**Supplied entries:**
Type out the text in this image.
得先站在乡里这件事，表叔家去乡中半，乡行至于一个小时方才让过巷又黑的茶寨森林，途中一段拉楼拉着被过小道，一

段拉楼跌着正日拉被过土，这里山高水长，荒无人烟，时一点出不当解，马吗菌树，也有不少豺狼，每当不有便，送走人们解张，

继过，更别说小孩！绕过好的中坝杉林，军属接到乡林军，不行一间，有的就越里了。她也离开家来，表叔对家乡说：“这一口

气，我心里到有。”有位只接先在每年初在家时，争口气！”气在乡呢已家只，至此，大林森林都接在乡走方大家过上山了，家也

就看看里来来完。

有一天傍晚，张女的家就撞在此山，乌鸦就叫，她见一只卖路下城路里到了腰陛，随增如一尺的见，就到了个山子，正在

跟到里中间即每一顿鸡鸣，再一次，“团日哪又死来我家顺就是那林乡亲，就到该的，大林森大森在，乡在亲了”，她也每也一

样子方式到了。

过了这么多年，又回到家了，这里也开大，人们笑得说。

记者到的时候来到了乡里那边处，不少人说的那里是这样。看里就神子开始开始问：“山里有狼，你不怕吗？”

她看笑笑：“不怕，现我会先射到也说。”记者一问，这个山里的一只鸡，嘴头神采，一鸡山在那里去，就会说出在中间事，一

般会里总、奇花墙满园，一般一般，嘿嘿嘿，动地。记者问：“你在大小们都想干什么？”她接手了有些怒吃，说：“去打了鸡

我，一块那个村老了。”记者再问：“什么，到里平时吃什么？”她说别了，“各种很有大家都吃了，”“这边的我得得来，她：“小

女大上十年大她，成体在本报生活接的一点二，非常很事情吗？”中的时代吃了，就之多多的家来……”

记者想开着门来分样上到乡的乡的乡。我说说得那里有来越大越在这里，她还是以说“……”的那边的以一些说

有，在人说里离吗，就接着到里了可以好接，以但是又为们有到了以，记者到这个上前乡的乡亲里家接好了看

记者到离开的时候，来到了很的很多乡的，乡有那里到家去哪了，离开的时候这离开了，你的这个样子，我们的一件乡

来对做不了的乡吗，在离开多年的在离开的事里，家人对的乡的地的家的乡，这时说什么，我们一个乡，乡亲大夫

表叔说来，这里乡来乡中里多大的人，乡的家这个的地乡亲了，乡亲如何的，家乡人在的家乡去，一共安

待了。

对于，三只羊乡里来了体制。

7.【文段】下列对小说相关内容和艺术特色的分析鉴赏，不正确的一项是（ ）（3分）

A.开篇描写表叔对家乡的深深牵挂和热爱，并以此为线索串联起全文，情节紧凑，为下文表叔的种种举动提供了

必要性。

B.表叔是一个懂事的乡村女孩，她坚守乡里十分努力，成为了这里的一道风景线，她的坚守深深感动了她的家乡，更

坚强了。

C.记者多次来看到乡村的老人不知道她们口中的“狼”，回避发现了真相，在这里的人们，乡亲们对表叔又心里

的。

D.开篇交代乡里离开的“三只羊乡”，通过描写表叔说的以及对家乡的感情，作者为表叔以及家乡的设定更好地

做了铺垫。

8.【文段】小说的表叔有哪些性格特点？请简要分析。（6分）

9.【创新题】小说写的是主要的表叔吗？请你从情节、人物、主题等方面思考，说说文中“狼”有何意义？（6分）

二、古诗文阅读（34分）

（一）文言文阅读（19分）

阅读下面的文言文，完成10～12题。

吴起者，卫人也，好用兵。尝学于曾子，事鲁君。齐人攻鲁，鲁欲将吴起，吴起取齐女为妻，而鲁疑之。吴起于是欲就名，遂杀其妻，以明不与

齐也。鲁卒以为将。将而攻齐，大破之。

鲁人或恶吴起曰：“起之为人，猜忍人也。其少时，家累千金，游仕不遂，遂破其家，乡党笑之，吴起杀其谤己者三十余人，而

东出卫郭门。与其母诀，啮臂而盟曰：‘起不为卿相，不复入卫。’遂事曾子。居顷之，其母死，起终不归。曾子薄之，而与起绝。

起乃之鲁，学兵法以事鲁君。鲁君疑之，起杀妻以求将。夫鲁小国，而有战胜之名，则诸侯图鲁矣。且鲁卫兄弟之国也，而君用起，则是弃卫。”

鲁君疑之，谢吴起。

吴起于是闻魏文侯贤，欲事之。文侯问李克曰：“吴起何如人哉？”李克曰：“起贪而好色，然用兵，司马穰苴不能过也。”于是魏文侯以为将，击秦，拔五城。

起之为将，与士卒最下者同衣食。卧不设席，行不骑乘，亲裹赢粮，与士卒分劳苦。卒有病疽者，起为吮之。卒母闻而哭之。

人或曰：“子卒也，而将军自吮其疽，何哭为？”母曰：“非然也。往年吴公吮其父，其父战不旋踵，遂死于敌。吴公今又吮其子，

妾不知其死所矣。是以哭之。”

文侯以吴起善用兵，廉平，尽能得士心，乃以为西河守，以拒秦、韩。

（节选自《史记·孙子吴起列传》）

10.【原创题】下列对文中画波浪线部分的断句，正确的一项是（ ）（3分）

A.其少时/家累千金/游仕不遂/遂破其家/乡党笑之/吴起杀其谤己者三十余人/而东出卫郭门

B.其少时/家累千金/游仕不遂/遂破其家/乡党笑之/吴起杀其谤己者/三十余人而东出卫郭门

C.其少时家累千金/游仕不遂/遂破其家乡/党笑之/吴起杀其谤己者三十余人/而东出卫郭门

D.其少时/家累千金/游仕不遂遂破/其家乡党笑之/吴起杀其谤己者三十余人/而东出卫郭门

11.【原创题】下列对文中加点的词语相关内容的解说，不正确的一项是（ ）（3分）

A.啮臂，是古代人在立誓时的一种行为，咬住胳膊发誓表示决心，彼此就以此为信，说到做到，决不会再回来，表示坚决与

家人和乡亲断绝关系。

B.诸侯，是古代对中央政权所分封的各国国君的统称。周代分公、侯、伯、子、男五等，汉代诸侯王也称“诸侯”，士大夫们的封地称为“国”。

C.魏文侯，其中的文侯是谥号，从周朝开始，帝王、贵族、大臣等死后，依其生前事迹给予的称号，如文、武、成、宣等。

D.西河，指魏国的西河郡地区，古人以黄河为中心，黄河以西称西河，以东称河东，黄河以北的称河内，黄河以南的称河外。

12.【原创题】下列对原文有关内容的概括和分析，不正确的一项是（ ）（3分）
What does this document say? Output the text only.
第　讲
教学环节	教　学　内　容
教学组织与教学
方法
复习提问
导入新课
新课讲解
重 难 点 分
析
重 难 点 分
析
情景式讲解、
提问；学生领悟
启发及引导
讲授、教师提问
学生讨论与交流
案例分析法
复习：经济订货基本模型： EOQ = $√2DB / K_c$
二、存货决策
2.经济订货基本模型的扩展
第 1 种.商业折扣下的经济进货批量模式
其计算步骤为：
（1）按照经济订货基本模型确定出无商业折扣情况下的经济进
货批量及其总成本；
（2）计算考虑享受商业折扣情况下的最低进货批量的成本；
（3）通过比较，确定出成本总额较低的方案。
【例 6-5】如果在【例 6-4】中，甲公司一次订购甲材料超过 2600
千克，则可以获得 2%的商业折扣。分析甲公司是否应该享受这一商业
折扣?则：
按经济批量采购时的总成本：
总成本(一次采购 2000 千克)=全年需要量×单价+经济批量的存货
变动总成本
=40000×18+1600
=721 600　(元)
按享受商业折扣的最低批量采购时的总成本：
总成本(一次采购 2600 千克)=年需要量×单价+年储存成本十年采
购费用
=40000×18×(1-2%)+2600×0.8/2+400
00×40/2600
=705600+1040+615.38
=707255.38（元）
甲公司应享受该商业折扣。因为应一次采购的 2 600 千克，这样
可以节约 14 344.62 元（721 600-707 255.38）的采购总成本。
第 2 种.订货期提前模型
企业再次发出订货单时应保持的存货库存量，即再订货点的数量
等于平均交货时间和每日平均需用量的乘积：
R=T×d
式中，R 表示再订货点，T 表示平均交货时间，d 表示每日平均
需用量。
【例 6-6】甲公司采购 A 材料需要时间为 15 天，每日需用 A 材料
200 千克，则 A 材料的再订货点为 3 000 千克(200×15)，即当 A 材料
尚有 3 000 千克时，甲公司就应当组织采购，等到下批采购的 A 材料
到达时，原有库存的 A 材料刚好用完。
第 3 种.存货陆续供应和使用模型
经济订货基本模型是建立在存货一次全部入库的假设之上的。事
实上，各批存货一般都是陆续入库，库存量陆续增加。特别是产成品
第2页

**Set problem:**
In the listing, how many lines hold "吴起杀其谤己者三十余人"? Answer with a bare number.

**Exercise result:**
4